Each record below should appear again exactly as written.

— start SOURCE MATERIAL —

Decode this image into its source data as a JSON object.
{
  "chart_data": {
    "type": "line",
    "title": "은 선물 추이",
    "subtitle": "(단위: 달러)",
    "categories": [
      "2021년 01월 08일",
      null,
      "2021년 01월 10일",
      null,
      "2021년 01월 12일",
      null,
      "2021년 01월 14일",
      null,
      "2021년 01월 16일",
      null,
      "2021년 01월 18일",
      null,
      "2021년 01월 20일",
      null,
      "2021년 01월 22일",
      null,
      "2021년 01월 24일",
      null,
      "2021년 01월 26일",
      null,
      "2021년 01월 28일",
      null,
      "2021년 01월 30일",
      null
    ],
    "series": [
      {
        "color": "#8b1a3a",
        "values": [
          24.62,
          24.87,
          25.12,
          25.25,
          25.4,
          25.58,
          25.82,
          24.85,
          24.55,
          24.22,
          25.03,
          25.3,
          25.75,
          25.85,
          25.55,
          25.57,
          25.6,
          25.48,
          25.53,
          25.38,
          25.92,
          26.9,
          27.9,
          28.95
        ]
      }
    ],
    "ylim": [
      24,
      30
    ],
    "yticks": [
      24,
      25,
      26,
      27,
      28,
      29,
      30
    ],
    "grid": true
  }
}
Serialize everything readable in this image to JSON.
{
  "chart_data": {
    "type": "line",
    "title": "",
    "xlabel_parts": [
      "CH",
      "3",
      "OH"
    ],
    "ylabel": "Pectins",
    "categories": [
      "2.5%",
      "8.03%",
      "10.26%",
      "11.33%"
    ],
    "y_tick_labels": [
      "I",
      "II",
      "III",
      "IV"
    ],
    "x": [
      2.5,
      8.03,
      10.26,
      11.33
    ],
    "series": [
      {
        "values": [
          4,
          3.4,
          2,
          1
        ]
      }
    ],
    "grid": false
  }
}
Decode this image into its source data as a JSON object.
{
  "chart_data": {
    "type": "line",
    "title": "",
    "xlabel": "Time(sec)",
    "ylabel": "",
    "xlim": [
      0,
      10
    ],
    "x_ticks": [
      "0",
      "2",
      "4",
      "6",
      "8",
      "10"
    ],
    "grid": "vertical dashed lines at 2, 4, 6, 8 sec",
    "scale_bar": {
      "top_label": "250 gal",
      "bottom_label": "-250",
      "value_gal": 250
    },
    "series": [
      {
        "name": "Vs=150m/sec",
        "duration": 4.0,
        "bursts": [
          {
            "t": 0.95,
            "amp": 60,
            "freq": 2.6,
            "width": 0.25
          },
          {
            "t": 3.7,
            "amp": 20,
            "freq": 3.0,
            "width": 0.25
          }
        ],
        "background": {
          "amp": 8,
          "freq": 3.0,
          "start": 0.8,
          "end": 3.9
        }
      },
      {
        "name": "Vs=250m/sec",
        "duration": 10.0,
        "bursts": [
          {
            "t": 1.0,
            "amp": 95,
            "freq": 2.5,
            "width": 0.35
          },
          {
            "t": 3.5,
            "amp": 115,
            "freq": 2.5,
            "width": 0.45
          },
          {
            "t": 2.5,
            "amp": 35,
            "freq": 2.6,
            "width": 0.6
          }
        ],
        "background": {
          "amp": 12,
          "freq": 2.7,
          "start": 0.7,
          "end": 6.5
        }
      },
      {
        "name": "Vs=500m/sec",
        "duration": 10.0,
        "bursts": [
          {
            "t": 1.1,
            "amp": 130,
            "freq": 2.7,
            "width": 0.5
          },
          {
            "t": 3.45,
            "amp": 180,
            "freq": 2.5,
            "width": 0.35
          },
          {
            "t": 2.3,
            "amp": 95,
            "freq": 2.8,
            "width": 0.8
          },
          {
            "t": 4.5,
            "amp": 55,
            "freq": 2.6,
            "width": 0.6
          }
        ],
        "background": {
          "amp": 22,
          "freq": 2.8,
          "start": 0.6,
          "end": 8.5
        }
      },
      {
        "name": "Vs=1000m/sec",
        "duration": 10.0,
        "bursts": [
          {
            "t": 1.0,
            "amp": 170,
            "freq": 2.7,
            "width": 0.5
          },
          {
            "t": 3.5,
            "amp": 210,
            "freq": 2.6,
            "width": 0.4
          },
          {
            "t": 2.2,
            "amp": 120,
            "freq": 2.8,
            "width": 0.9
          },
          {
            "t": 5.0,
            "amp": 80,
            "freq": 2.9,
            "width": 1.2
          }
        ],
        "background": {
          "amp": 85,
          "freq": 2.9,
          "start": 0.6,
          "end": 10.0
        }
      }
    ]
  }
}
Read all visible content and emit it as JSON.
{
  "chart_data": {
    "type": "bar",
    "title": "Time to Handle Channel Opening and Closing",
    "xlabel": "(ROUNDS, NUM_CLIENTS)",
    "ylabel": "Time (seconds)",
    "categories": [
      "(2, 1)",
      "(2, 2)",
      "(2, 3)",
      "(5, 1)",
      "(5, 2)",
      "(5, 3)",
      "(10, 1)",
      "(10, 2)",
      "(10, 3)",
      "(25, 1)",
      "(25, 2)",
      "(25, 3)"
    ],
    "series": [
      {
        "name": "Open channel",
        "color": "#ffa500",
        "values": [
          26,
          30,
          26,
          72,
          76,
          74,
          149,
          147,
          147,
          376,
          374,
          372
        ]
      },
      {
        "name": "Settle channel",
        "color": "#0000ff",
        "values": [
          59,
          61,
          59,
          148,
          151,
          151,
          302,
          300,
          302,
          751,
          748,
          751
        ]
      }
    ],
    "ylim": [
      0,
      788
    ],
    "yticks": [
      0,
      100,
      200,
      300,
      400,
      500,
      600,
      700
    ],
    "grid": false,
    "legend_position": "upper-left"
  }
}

— end SOURCE MATERIAL —

**RESULT FOR THIS EXERCISE**:
Decode this image into its source data as a JSON object.
{
  "chart_data": {
    "type": "line",
    "title": "은 선물 추이",
    "subtitle": "(단위: 달러)",
    "categories": [
      "2021년 01월 08일",
      null,
      "2021년 01월 10일",
      null,
      "2021년 01월 12일",
      null,
      "2021년 01월 14일",
      null,
      "2021년 01월 16일",
      null,
      "2021년 01월 18일",
      null,
      "2021년 01월 20일",
      null,
      "2021년 01월 22일",
      null,
      "2021년 01월 24일",
      null,
      "2021년 01월 26일",
      null,
      "2021년 01월 28일",
      null,
      "2021년 01월 30일",
      null
    ],
    "series": [
      {
        "color": "#8b1a3a",
        "values": [
          24.62,
          24.87,
          25.12,
          25.25,
          25.4,
          25.58,
          25.82,
          24.85,
          24.55,
          24.22,
          25.03,
          25.3,
          25.75,
          25.85,
          25.55,
          25.57,
          25.6,
          25.48,
          25.53,
          25.38,
          25.92,
          26.9,
          27.9,
          28.95
        ]
      }
    ],
    "ylim": [
      24,
      30
    ],
    "yticks": [
      24,
      25,
      26,
      27,
      28,
      29,
      30
    ],
    "grid": true
  }
}
Serialize everything readable in this image to JSON.
{
  "chart_data": {
    "type": "line",
    "title": "",
    "xlabel_parts": [
      "CH",
      "3",
      "OH"
    ],
    "ylabel": "Pectins",
    "categories": [
      "2.5%",
      "8.03%",
      "10.26%",
      "11.33%"
    ],
    "y_tick_labels": [
      "I",
      "II",
      "III",
      "IV"
    ],
    "x": [
      2.5,
      8.03,
      10.26,
      11.33
    ],
    "series": [
      {
        "values": [
          4,
          3.4,
          2,
          1
        ]
      }
    ],
    "grid": false
  }
}
Decode this image into its source data as a JSON object.
{
  "chart_data": {
    "type": "line",
    "title": "",
    "xlabel": "Time(sec)",
    "ylabel": "",
    "xlim": [
      0,
      10
    ],
    "x_ticks": [
      "0",
      "2",
      "4",
      "6",
      "8",
      "10"
    ],
    "grid": "vertical dashed lines at 2, 4, 6, 8 sec",
    "scale_bar": {
      "top_label": "250 gal",
      "bottom_label": "-250",
      "value_gal": 250
    },
    "series": [
      {
        "name": "Vs=150m/sec",
        "duration": 4.0,
        "bursts": [
          {
            "t": 0.95,
            "amp": 60,
            "freq": 2.6,
            "width": 0.25
          },
          {
            "t": 3.7,
            "amp": 20,
            "freq": 3.0,
            "width": 0.25
          }
        ],
        "background": {
          "amp": 8,
          "freq": 3.0,
          "start": 0.8,
          "end": 3.9
        }
      },
      {
        "name": "Vs=250m/sec",
        "duration": 10.0,
        "bursts": [
          {
            "t": 1.0,
            "amp": 95,
            "freq": 2.5,
            "width": 0.35
          },
          {
            "t": 3.5,
            "amp": 115,
            "freq": 2.5,
            "width": 0.45
          },
          {
            "t": 2.5,
            "amp": 35,
            "freq": 2.6,
            "width": 0.6
          }
        ],
        "background": {
          "amp": 12,
          "freq": 2.7,
          "start": 0.7,
          "end": 6.5
        }
      },
      {
        "name": "Vs=500m/sec",
        "duration": 10.0,
        "bursts": [
          {
            "t": 1.1,
            "amp": 130,
            "freq": 2.7,
            "width": 0.5
          },
          {
            "t": 3.45,
            "amp": 180,
            "freq": 2.5,
            "width": 0.35
          },
          {
            "t": 2.3,
            "amp": 95,
            "freq": 2.8,
            "width": 0.8
          },
          {
            "t": 4.5,
            "amp": 55,
            "freq": 2.6,
            "width": 0.6
          }
        ],
        "background": {
          "amp": 22,
          "freq": 2.8,
          "start": 0.6,
          "end": 8.5
        }
      },
      {
        "name": "Vs=1000m/sec",
        "duration": 10.0,
        "bursts": [
          {
            "t": 1.0,
            "amp": 170,
            "freq": 2.7,
            "width": 0.5
          },
          {
            "t": 3.5,
            "amp": 210,
            "freq": 2.6,
            "width": 0.4
          },
          {
            "t": 2.2,
            "amp": 120,
            "freq": 2.8,
            "width": 0.9
          },
          {
            "t": 5.0,
            "amp": 80,
            "freq": 2.9,
            "width": 1.2
          }
        ],
        "background": {
          "amp": 85,
          "freq": 2.9,
          "start": 0.6,
          "end": 10.0
        }
      }
    ]
  }
}
Read all visible content and emit it as JSON.
{
  "chart_data": {
    "type": "bar",
    "title": "Time to Handle Channel Opening and Closing",
    "xlabel": "(ROUNDS, NUM_CLIENTS)",
    "ylabel": "Time (seconds)",
    "categories": [
      "(2, 1)",
      "(2, 2)",
      "(2, 3)",
      "(5, 1)",
      "(5, 2)",
      "(5, 3)",
      "(10, 1)",
      "(10, 2)",
      "(10, 3)",
      "(25, 1)",
      "(25, 2)",
      "(25, 3)"
    ],
    "series": [
      {
        "name": "Open channel",
        "color": "#ffa500",
        "values": [
          26,
          30,
          26,
          72,
          76,
          74,
          149,
          147,
          147,
          376,
          374,
          372
        ]
      },
      {
        "name": "Settle channel",
        "color": "#0000ff",
        "values": [
          59,
          61,
          59,
          148,
          151,
          151,
          302,
          300,
          302,
          751,
          748,
          751
        ]
      }
    ],
    "ylim": [
      0,
      788
    ],
    "yticks": [
      0,
      100,
      200,
      300,
      400,
      500,
      600,
      700
    ],
    "grid": false,
    "legend_position": "upper-left"
  }
}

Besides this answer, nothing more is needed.